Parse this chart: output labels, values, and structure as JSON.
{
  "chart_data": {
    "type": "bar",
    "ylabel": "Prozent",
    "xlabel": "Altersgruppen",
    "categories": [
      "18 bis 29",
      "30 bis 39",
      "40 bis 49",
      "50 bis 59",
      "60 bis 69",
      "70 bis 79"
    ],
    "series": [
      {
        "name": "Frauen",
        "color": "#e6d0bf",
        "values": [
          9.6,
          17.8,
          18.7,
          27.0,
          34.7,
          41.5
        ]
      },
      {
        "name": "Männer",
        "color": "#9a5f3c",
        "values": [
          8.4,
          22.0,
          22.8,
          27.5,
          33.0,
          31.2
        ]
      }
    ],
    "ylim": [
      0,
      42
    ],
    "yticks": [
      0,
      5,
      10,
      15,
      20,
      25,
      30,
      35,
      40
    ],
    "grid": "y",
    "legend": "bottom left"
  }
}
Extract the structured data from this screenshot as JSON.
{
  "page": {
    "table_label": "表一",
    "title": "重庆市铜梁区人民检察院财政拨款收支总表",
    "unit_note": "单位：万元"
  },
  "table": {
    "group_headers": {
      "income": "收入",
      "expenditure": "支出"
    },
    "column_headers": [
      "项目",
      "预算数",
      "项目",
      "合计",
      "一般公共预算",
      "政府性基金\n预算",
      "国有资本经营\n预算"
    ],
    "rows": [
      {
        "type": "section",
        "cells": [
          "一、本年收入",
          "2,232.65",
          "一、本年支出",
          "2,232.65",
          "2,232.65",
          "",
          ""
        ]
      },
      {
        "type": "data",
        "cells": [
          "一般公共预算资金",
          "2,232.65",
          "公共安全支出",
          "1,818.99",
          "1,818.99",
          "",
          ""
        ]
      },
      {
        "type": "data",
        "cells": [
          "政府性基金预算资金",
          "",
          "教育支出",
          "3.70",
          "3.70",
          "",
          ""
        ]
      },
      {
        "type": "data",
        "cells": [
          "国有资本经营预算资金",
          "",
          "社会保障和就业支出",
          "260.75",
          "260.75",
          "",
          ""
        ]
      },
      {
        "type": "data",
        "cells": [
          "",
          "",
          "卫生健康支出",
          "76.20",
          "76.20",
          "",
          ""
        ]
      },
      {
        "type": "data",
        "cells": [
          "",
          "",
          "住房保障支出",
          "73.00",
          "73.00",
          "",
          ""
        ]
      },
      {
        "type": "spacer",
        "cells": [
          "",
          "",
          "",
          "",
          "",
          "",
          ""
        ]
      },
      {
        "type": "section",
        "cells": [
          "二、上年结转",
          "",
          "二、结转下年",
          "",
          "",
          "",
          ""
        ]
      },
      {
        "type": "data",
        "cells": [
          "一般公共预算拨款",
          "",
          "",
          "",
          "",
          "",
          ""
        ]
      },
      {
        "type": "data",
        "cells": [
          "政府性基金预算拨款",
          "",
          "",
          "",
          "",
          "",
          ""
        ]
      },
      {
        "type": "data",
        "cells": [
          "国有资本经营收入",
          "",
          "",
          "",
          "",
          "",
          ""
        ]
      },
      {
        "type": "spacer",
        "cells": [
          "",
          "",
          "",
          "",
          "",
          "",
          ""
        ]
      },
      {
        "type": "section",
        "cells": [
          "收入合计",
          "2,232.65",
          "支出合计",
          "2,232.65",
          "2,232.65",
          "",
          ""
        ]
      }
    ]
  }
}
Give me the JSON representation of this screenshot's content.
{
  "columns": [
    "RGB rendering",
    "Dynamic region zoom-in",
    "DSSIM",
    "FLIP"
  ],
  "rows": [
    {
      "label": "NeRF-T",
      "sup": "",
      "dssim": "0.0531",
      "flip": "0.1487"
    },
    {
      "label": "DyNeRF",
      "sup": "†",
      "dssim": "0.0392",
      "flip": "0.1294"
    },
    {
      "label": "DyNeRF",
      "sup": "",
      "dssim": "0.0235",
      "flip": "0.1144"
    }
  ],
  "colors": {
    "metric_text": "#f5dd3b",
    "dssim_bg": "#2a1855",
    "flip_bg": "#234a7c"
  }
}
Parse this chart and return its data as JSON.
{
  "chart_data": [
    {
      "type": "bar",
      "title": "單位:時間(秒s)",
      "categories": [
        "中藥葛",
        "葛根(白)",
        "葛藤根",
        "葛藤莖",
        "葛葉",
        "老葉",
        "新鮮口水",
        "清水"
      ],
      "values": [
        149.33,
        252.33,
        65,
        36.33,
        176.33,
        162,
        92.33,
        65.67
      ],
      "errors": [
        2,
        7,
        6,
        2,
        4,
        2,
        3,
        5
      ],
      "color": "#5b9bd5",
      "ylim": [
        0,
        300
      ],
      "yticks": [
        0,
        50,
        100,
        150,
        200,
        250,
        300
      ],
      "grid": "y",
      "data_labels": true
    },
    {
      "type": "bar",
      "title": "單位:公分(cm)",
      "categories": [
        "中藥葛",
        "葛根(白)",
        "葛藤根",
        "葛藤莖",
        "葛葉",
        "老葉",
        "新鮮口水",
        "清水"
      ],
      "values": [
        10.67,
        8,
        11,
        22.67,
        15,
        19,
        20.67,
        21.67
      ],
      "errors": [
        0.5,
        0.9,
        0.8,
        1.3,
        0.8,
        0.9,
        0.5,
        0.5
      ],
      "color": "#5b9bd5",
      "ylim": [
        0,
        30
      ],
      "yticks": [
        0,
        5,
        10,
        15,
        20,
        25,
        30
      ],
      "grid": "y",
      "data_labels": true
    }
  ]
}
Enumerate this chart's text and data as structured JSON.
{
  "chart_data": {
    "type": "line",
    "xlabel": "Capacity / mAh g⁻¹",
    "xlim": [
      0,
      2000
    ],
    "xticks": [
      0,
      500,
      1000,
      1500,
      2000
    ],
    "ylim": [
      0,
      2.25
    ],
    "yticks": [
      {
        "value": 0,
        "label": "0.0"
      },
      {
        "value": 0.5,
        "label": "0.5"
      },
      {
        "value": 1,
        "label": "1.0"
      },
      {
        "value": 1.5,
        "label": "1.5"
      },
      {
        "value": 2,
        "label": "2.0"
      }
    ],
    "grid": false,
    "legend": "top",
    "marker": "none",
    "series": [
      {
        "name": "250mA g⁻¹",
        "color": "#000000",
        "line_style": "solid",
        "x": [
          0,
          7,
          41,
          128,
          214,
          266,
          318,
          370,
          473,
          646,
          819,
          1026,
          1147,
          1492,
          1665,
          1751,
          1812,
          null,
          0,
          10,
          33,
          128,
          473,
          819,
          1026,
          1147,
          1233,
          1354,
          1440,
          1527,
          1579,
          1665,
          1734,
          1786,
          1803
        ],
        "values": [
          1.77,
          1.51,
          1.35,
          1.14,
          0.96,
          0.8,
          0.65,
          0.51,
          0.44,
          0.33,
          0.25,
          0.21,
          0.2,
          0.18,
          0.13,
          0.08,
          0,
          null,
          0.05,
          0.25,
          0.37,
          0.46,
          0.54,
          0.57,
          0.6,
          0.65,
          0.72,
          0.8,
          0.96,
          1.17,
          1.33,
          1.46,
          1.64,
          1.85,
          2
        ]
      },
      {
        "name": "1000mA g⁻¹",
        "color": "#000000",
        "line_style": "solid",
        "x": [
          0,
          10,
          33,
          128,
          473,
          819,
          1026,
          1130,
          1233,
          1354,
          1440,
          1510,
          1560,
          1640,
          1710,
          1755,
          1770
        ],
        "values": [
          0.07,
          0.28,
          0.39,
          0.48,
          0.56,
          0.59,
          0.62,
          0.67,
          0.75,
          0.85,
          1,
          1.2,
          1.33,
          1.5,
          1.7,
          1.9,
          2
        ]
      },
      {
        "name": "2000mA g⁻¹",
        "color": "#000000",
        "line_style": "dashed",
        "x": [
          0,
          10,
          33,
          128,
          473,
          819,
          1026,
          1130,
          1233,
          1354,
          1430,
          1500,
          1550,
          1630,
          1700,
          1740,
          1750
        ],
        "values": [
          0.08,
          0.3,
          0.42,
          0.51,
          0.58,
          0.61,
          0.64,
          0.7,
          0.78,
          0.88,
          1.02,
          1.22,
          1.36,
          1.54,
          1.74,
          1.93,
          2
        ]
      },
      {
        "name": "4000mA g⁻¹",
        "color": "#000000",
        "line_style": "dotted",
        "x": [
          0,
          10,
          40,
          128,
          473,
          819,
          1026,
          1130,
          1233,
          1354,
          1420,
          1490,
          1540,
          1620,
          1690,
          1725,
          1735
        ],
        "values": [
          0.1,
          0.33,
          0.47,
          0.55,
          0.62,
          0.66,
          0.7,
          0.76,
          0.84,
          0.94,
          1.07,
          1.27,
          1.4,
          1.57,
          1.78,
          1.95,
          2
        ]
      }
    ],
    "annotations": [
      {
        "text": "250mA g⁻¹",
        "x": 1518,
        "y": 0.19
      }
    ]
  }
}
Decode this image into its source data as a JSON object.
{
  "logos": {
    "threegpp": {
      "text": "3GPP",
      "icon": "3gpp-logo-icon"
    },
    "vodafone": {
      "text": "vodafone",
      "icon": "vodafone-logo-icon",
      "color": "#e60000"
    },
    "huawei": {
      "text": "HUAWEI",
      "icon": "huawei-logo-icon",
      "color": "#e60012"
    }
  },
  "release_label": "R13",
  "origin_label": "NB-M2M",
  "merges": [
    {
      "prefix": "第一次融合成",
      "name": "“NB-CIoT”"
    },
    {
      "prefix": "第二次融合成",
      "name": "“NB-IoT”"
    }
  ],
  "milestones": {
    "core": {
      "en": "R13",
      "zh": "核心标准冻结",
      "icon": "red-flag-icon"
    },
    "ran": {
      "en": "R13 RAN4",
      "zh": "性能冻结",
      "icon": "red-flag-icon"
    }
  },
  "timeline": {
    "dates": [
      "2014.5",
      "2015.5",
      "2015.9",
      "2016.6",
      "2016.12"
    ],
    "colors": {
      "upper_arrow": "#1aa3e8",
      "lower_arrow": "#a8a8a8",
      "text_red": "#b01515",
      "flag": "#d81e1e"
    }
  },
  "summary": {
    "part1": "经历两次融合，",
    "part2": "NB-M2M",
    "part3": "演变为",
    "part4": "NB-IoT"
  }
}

········

The task: Where a line of the material above holds the string "JSON", copy that line.

Expected answer:
Parse this chart: output labels, values, and structure as JSON.
Extract the structured data from this screenshot as JSON.
Give me the JSON representation of this screenshot's content.
Parse this chart and return its data as JSON.
Enumerate this chart's text and data as structured JSON.
Decode this image into its source data as a JSON object.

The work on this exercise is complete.